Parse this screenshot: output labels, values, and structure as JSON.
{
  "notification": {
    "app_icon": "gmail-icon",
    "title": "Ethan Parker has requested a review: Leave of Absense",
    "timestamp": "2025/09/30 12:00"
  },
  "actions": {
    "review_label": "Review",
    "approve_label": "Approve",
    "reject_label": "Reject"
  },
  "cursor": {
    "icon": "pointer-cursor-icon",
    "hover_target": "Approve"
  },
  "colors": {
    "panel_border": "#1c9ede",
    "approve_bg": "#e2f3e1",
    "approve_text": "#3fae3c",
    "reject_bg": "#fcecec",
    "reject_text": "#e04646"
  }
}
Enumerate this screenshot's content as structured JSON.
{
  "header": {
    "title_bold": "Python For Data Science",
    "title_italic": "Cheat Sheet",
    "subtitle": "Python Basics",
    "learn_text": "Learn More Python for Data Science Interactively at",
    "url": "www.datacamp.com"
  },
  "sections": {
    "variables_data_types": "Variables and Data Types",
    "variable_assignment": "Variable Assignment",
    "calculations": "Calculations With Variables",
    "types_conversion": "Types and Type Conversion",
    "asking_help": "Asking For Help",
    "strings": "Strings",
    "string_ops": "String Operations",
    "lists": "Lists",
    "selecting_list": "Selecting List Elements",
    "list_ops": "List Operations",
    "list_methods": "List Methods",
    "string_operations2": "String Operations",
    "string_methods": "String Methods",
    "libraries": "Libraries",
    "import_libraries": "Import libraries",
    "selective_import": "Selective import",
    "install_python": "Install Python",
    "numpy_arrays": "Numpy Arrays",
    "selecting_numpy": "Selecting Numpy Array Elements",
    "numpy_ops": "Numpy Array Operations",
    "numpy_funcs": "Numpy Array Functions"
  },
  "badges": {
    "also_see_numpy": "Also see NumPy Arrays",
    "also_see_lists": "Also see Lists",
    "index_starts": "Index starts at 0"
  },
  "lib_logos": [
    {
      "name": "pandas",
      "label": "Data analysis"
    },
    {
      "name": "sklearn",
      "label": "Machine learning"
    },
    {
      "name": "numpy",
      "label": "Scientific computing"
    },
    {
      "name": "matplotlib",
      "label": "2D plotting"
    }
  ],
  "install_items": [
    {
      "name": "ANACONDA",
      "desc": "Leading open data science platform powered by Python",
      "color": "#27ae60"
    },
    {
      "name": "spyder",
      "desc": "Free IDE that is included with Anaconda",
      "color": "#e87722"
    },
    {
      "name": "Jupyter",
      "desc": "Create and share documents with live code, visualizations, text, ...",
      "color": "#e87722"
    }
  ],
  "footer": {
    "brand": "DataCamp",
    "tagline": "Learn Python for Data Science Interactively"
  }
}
*****
- **AIM**: Scan the material for lines with the word "Also", and copy each line you find.

- **RESULT OF THE TASK**:
    "also_see_numpy": "Also see NumPy Arrays",
    "also_see_lists": "Also see Lists",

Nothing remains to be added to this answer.